→ **PROBLEM TO SOLVE**: Copy each entry as it stands, leaving nothing out.

[Data entries for graphics]
----------------
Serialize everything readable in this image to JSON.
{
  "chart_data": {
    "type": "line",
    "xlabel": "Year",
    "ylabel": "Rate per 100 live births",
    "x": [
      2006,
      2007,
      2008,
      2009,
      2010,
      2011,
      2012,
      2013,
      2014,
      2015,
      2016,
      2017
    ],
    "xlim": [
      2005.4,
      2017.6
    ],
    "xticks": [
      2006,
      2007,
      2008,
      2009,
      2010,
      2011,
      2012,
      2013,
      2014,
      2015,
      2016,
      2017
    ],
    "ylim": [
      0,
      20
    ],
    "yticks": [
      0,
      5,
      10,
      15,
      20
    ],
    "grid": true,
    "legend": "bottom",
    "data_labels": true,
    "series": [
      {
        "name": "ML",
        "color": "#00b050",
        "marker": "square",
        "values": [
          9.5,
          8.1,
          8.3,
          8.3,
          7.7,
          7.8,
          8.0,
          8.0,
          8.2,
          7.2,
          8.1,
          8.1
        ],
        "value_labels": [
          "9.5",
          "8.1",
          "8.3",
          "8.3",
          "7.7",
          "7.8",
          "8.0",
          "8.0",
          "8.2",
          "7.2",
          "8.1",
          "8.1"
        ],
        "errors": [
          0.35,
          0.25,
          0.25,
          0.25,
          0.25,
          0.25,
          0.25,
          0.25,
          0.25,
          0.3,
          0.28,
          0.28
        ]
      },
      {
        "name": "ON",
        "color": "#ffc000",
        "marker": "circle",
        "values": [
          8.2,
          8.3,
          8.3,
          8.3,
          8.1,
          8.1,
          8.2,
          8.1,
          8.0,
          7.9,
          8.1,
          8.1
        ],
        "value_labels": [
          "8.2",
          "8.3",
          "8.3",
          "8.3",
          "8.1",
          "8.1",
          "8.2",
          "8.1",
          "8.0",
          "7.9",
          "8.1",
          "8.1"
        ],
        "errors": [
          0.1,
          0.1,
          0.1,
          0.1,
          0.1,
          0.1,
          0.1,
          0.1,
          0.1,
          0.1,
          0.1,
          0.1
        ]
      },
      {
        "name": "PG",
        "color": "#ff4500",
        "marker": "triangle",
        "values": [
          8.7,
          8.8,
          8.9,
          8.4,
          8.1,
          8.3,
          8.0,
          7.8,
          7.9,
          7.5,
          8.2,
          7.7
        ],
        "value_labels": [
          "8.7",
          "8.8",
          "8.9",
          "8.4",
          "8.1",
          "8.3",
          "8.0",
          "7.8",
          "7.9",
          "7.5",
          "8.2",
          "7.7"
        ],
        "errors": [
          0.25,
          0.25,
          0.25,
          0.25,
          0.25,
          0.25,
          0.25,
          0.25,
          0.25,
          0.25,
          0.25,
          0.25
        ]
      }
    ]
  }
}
----------------
→ **FULL ANSWER**:
Serialize everything readable in this image to JSON.
{
  "chart_data": {
    "type": "line",
    "xlabel": "Year",
    "ylabel": "Rate per 100 live births",
    "x": [
      2006,
      2007,
      2008,
      2009,
      2010,
      2011,
      2012,
      2013,
      2014,
      2015,
      2016,
      2017
    ],
    "xlim": [
      2005.4,
      2017.6
    ],
    "xticks": [
      2006,
      2007,
      2008,
      2009,
      2010,
      2011,
      2012,
      2013,
      2014,
      2015,
      2016,
      2017
    ],
    "ylim": [
      0,
      20
    ],
    "yticks": [
      0,
      5,
      10,
      15,
      20
    ],
    "grid": true,
    "legend": "bottom",
    "data_labels": true,
    "series": [
      {
        "name": "ML",
        "color": "#00b050",
        "marker": "square",
        "values": [
          9.5,
          8.1,
          8.3,
          8.3,
          7.7,
          7.8,
          8.0,
          8.0,
          8.2,
          7.2,
          8.1,
          8.1
        ],
        "value_labels": [
          "9.5",
          "8.1",
          "8.3",
          "8.3",
          "7.7",
          "7.8",
          "8.0",
          "8.0",
          "8.2",
          "7.2",
          "8.1",
          "8.1"
        ],
        "errors": [
          0.35,
          0.25,
          0.25,
          0.25,
          0.25,
          0.25,
          0.25,
          0.25,
          0.25,
          0.3,
          0.28,
          0.28
        ]
      },
      {
        "name": "ON",
        "color": "#ffc000",
        "marker": "circle",
        "values": [
          8.2,
          8.3,
          8.3,
          8.3,
          8.1,
          8.1,
          8.2,
          8.1,
          8.0,
          7.9,
          8.1,
          8.1
        ],
        "value_labels": [
          "8.2",
          "8.3",
          "8.3",
          "8.3",
          "8.1",
          "8.1",
          "8.2",
          "8.1",
          "8.0",
          "7.9",
          "8.1",
          "8.1"
        ],
        "errors": [
          0.1,
          0.1,
          0.1,
          0.1,
          0.1,
          0.1,
          0.1,
          0.1,
          0.1,
          0.1,
          0.1,
          0.1
        ]
      },
      {
        "name": "PG",
        "color": "#ff4500",
        "marker": "triangle",
        "values": [
          8.7,
          8.8,
          8.9,
          8.4,
          8.1,
          8.3,
          8.0,
          7.8,
          7.9,
          7.5,
          8.2,
          7.7
        ],
        "value_labels": [
          "8.7",
          "8.8",
          "8.9",
          "8.4",
          "8.1",
          "8.3",
          "8.0",
          "7.8",
          "7.9",
          "7.5",
          "8.2",
          "7.7"
        ],
        "errors": [
          0.25,
          0.25,
          0.25,
          0.25,
          0.25,
          0.25,
          0.25,
          0.25,
          0.25,
          0.25,
          0.25,
          0.25
        ]
      }
    ]
  }
}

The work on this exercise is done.